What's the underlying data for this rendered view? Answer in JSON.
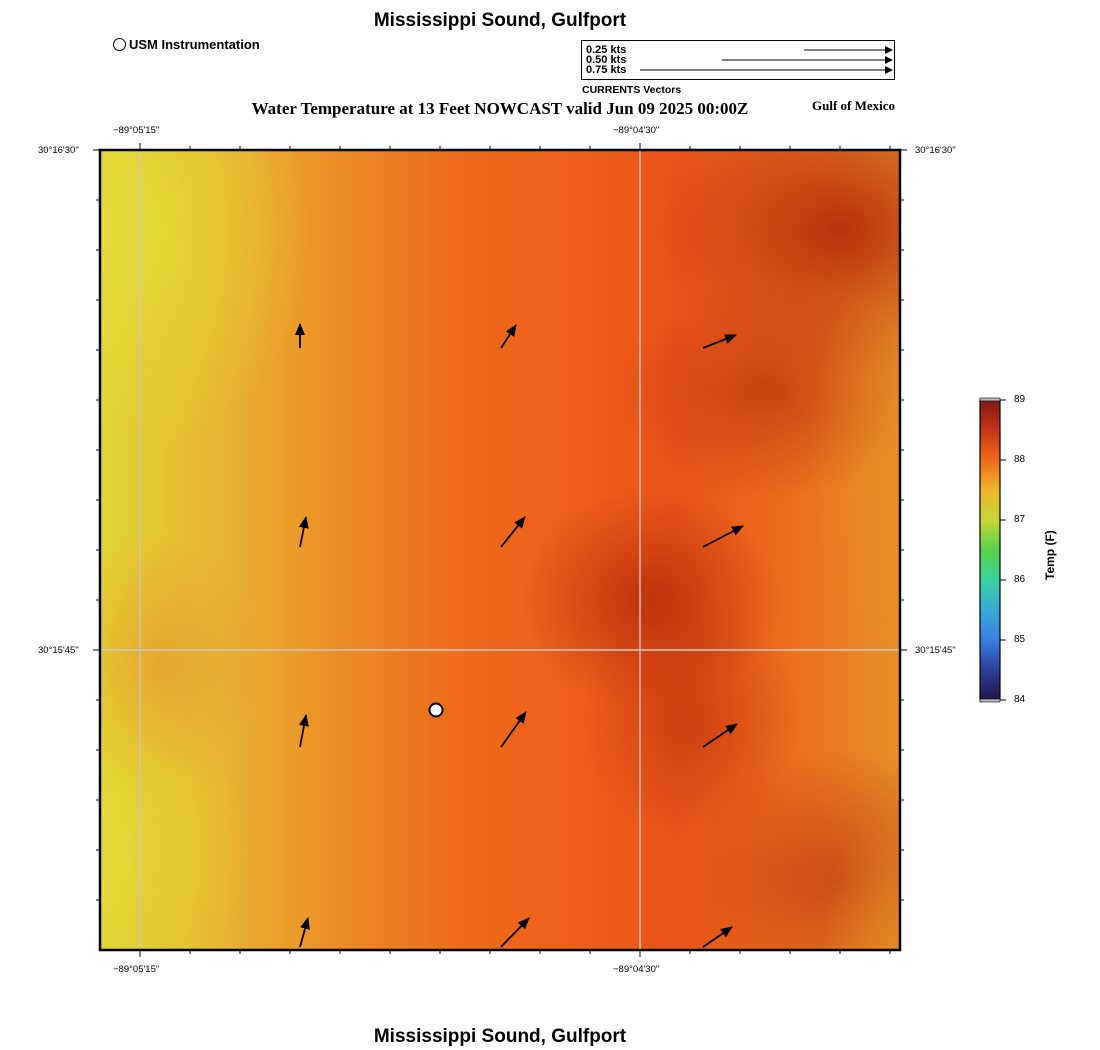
{
  "title": "Mississippi Sound, Gulfport",
  "subtitle": "Water Temperature at 13 Feet NOWCAST valid Jun 09 2025 00:00Z",
  "region_label": "Gulf of Mexico",
  "footer_title": "Mississippi Sound, Gulfport",
  "legend": {
    "station_label": "USM Instrumentation",
    "vector_scale": [
      "0.25 kts",
      "0.50 kts",
      "0.75 kts"
    ],
    "vector_caption": "CURRENTS Vectors"
  },
  "axes": {
    "lon_ticks": [
      "−89°05'15\"",
      "−89°04'30\""
    ],
    "lat_ticks": [
      "30°16'30\"",
      "30°15'45\""
    ]
  },
  "colorbar": {
    "title": "Temp (F)",
    "min": 84,
    "max": 89,
    "ticks": [
      "89",
      "88",
      "87",
      "86",
      "85",
      "84"
    ]
  },
  "colors": {
    "warm_yellow": "#e2d535",
    "orange": "#f0621a",
    "dark_red": "#c0330f"
  }
}
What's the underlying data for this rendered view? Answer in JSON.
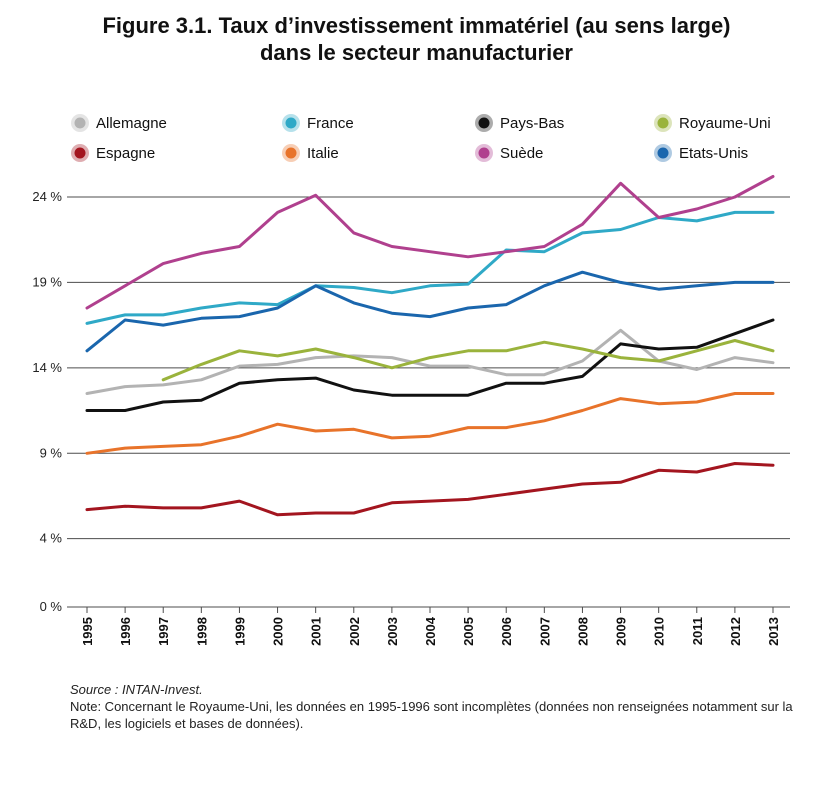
{
  "title_line1": "Figure 3.1. Taux d’investissement immatériel (au sens large)",
  "title_line2": "dans le secteur manufacturier",
  "source": "Source : INTAN-Invest.",
  "note": "Note: Concernant le Royaume-Uni, les données en 1995-1996 sont incomplètes (données non renseignées notamment sur la R&D, les logiciels et bases de données).",
  "chart_data": {
    "type": "line",
    "title": "Figure 3.1. Taux d’investissement immatériel (au sens large) dans le secteur manufacturier",
    "xlabel": "",
    "ylabel": "",
    "ylim": [
      0,
      26
    ],
    "yticks": [
      0,
      4,
      9,
      14,
      19,
      24
    ],
    "ytick_labels": [
      "0 %",
      "4 %",
      "9 %",
      "14 %",
      "19 %",
      "24 %"
    ],
    "grid": "horizontal",
    "legend_position": "top",
    "x": [
      "1995",
      "1996",
      "1997",
      "1998",
      "1999",
      "2000",
      "2001",
      "2002",
      "2003",
      "2004",
      "2005",
      "2006",
      "2007",
      "2008",
      "2009",
      "2010",
      "2011",
      "2012",
      "2013"
    ],
    "series": [
      {
        "name": "Allemagne",
        "color": "#b3b3b3",
        "values": [
          12.5,
          12.9,
          13.0,
          13.3,
          14.1,
          14.2,
          14.6,
          14.7,
          14.6,
          14.1,
          14.1,
          13.6,
          13.6,
          14.4,
          16.2,
          14.4,
          13.9,
          14.6,
          14.3
        ]
      },
      {
        "name": "France",
        "color": "#2fa9c7",
        "values": [
          16.6,
          17.1,
          17.1,
          17.5,
          17.8,
          17.7,
          18.8,
          18.7,
          18.4,
          18.8,
          18.9,
          20.9,
          20.8,
          21.9,
          22.1,
          22.8,
          22.6,
          23.1,
          23.1
        ]
      },
      {
        "name": "Pays-Bas",
        "color": "#111111",
        "values": [
          11.5,
          11.5,
          12.0,
          12.1,
          13.1,
          13.3,
          13.4,
          12.7,
          12.4,
          12.4,
          12.4,
          13.1,
          13.1,
          13.5,
          15.4,
          15.1,
          15.2,
          16.0,
          16.8
        ]
      },
      {
        "name": "Royaume-Uni",
        "color": "#9ab33c",
        "values": [
          null,
          null,
          13.3,
          14.2,
          15.0,
          14.7,
          15.1,
          14.6,
          14.0,
          14.6,
          15.0,
          15.0,
          15.5,
          15.1,
          14.6,
          14.4,
          15.0,
          15.6,
          15.0
        ]
      },
      {
        "name": "Espagne",
        "color": "#a3151f",
        "values": [
          5.7,
          5.9,
          5.8,
          5.8,
          6.2,
          5.4,
          5.5,
          5.5,
          6.1,
          6.2,
          6.3,
          6.6,
          6.9,
          7.2,
          7.3,
          8.0,
          7.9,
          8.4,
          8.3
        ]
      },
      {
        "name": "Italie",
        "color": "#e8732a",
        "values": [
          9.0,
          9.3,
          9.4,
          9.5,
          10.0,
          10.7,
          10.3,
          10.4,
          9.9,
          10.0,
          10.5,
          10.5,
          10.9,
          11.5,
          12.2,
          11.9,
          12.0,
          12.5,
          12.5
        ]
      },
      {
        "name": "Suède",
        "color": "#b0408e",
        "values": [
          17.5,
          18.8,
          20.1,
          20.7,
          21.1,
          23.1,
          24.1,
          21.9,
          21.1,
          20.8,
          20.5,
          20.8,
          21.1,
          22.4,
          24.8,
          22.8,
          23.3,
          24.0,
          25.2
        ]
      },
      {
        "name": "Etats-Unis",
        "color": "#1a66ad",
        "values": [
          15.0,
          16.8,
          16.5,
          16.9,
          17.0,
          17.5,
          18.8,
          17.8,
          17.2,
          17.0,
          17.5,
          17.7,
          18.8,
          19.6,
          19.0,
          18.6,
          18.8,
          19.0,
          19.0
        ]
      }
    ]
  }
}
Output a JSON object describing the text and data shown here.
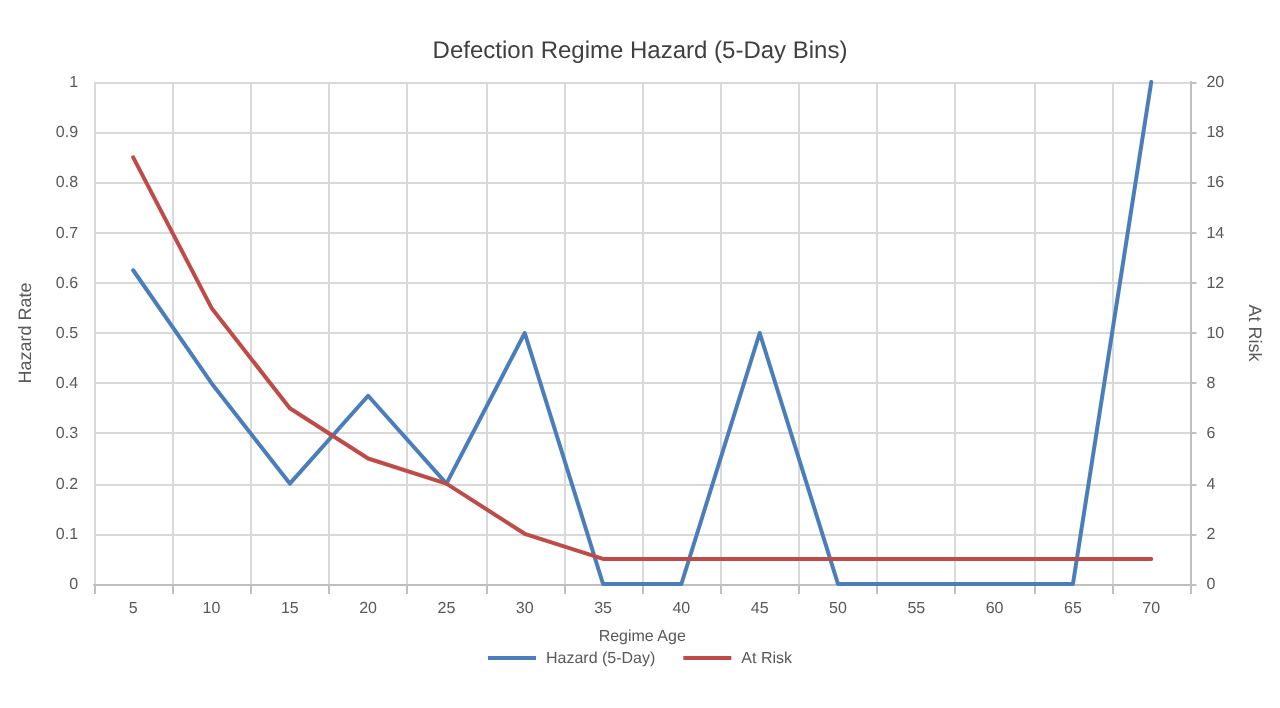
{
  "chart_data": {
    "type": "line",
    "title": "Defection Regime Hazard (5-Day Bins)",
    "xlabel": "Regime Age",
    "ylabel": "Hazard Rate",
    "y2label": "At Risk",
    "categories": [
      "5",
      "10",
      "15",
      "20",
      "25",
      "30",
      "35",
      "40",
      "45",
      "50",
      "55",
      "60",
      "65",
      "70"
    ],
    "series": [
      {
        "name": "Hazard (5-Day)",
        "color": "#4a7ebb",
        "values": [
          0.625,
          0.4,
          0.2,
          0.375,
          0.2,
          0.5,
          0,
          0,
          0.5,
          0,
          0,
          0,
          0,
          1
        ]
      },
      {
        "name": "At Risk",
        "color": "#be4b48",
        "axis": "y2",
        "values": [
          17,
          11,
          7,
          5,
          4,
          2,
          1,
          1,
          1,
          1,
          1,
          1,
          1,
          1
        ]
      }
    ],
    "ylim": [
      0,
      1
    ],
    "yticks": [
      0,
      0.1,
      0.2,
      0.3,
      0.4,
      0.5,
      0.6,
      0.7,
      0.8,
      0.9,
      1
    ],
    "y2lim": [
      0,
      20
    ],
    "y2ticks": [
      0,
      2,
      4,
      6,
      8,
      10,
      12,
      14,
      16,
      18,
      20
    ],
    "grid": true,
    "legend": "bottom",
    "marker": "none",
    "line_style": "solid"
  }
}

+++

Task objective:
Leave out the pictures and copy everything else in the records word for word.

Response to the exercise:
What's the underlying data for this rendered view? Answer in JSON.
{
  "title": "Mississippi Sound, Gulfport",
  "subtitle": "Water Temperature at 13 Feet NOWCAST valid Jun 09 2025 00:00Z",
  "region_label": "Gulf of Mexico",
  "footer_title": "Mississippi Sound, Gulfport",
  "legend": {
    "station_label": "USM Instrumentation",
    "vector_scale": [
      "0.25 kts",
      "0.50 kts",
      "0.75 kts"
    ],
    "vector_caption": "CURRENTS Vectors"
  },
  "axes": {
    "lon_ticks": [
      "−89°05'15\"",
      "−89°04'30\""
    ],
    "lat_ticks": [
      "30°16'30\"",
      "30°15'45\""
    ]
  },
  "colorbar": {
    "title": "Temp (F)",
    "min": 84,
    "max": 89,
    "ticks": [
      "89",
      "88",
      "87",
      "86",
      "85",
      "84"
    ]
  },
  "colors": {
    "warm_yellow": "#e2d535",
    "orange": "#f0621a",
    "dark_red": "#c0330f"
  }
}
What's the underlying data for this rendered view? Answer in JSON.
{
  "title_line1": "Figure 3.1. Taux d’investissement immatériel (au sens large)",
  "title_line2": "dans le secteur manufacturier",
  "source": "Source : INTAN-Invest.",
  "note": "Note: Concernant le Royaume-Uni, les données en 1995-1996 sont incomplètes (données non renseignées notamment sur la R&D, les logiciels et bases de données).",
  "chart_data": {
    "type": "line",
    "title": "Figure 3.1. Taux d’investissement immatériel (au sens large) dans le secteur manufacturier",
    "xlabel": "",
    "ylabel": "",
    "ylim": [
      0,
      26
    ],
    "yticks": [
      0,
      4,
      9,
      14,
      19,
      24
    ],
    "ytick_labels": [
      "0 %",
      "4 %",
      "9 %",
      "14 %",
      "19 %",
      "24 %"
    ],
    "grid": "horizontal",
    "legend_position": "top",
    "x": [
      "1995",
      "1996",
      "1997",
      "1998",
      "1999",
      "2000",
      "2001",
      "2002",
      "2003",
      "2004",
      "2005",
      "2006",
      "2007",
      "2008",
      "2009",
      "2010",
      "2011",
      "2012",
      "2013"
    ],
    "series": [
      {
        "name": "Allemagne",
        "color": "#b3b3b3",
        "values": [
          12.5,
          12.9,
          13.0,
          13.3,
          14.1,
          14.2,
          14.6,
          14.7,
          14.6,
          14.1,
          14.1,
          13.6,
          13.6,
          14.4,
          16.2,
          14.4,
          13.9,
          14.6,
          14.3
        ]
      },
      {
        "name": "France",
        "color": "#2fa9c7",
        "values": [
          16.6,
          17.1,
          17.1,
          17.5,
          17.8,
          17.7,
          18.8,
          18.7,
          18.4,
          18.8,
          18.9,
          20.9,
          20.8,
          21.9,
          22.1,
          22.8,
          22.6,
          23.1,
          23.1
        ]
      },
      {
        "name": "Pays-Bas",
        "color": "#111111",
        "values": [
          11.5,
          11.5,
          12.0,
          12.1,
          13.1,
          13.3,
          13.4,
          12.7,
          12.4,
          12.4,
          12.4,
          13.1,
          13.1,
          13.5,
          15.4,
          15.1,
          15.2,
          16.0,
          16.8
        ]
      },
      {
        "name": "Royaume-Uni",
        "color": "#9ab33c",
        "values": [
          null,
          null,
          13.3,
          14.2,
          15.0,
          14.7,
          15.1,
          14.6,
          14.0,
          14.6,
          15.0,
          15.0,
          15.5,
          15.1,
          14.6,
          14.4,
          15.0,
          15.6,
          15.0
        ]
      },
      {
        "name": "Espagne",
        "color": "#a3151f",
        "values": [
          5.7,
          5.9,
          5.8,
          5.8,
          6.2,
          5.4,
          5.5,
          5.5,
          6.1,
          6.2,
          6.3,
          6.6,
          6.9,
          7.2,
          7.3,
          8.0,
          7.9,
          8.4,
          8.3
        ]
      },
      {
        "name": "Italie",
        "color": "#e8732a",
        "values": [
          9.0,
          9.3,
          9.4,
          9.5,
          10.0,
          10.7,
          10.3,
          10.4,
          9.9,
          10.0,
          10.5,
          10.5,
          10.9,
          11.5,
          12.2,
          11.9,
          12.0,
          12.5,
          12.5
        ]
      },
      {
        "name": "Suède",
        "color": "#b0408e",
        "values": [
          17.5,
          18.8,
          20.1,
          20.7,
          21.1,
          23.1,
          24.1,
          21.9,
          21.1,
          20.8,
          20.5,
          20.8,
          21.1,
          22.4,
          24.8,
          22.8,
          23.3,
          24.0,
          25.2
        ]
      },
      {
        "name": "Etats-Unis",
        "color": "#1a66ad",
        "values": [
          15.0,
          16.8,
          16.5,
          16.9,
          17.0,
          17.5,
          18.8,
          17.8,
          17.2,
          17.0,
          17.5,
          17.7,
          18.8,
          19.6,
          19.0,
          18.6,
          18.8,
          19.0,
          19.0
        ]
      }
    ]
  }
}
Output a JSON object describing the text and data shown here.
{
  "chart_data": {
    "type": "line",
    "title": "Defection Regime Hazard (5-Day Bins)",
    "xlabel": "Regime Age",
    "ylabel": "Hazard Rate",
    "y2label": "At Risk",
    "categories": [
      "5",
      "10",
      "15",
      "20",
      "25",
      "30",
      "35",
      "40",
      "45",
      "50",
      "55",
      "60",
      "65",
      "70"
    ],
    "series": [
      {
        "name": "Hazard (5-Day)",
        "color": "#4a7ebb",
        "values": [
          0.625,
          0.4,
          0.2,
          0.375,
          0.2,
          0.5,
          0,
          0,
          0.5,
          0,
          0,
          0,
          0,
          1
        ]
      },
      {
        "name": "At Risk",
        "color": "#be4b48",
        "axis": "y2",
        "values": [
          17,
          11,
          7,
          5,
          4,
          2,
          1,
          1,
          1,
          1,
          1,
          1,
          1,
          1
        ]
      }
    ],
    "ylim": [
      0,
      1
    ],
    "yticks": [
      0,
      0.1,
      0.2,
      0.3,
      0.4,
      0.5,
      0.6,
      0.7,
      0.8,
      0.9,
      1
    ],
    "y2lim": [
      0,
      20
    ],
    "y2ticks": [
      0,
      2,
      4,
      6,
      8,
      10,
      12,
      14,
      16,
      18,
      20
    ],
    "grid": true,
    "legend": "bottom",
    "marker": "none",
    "line_style": "solid"
  }
}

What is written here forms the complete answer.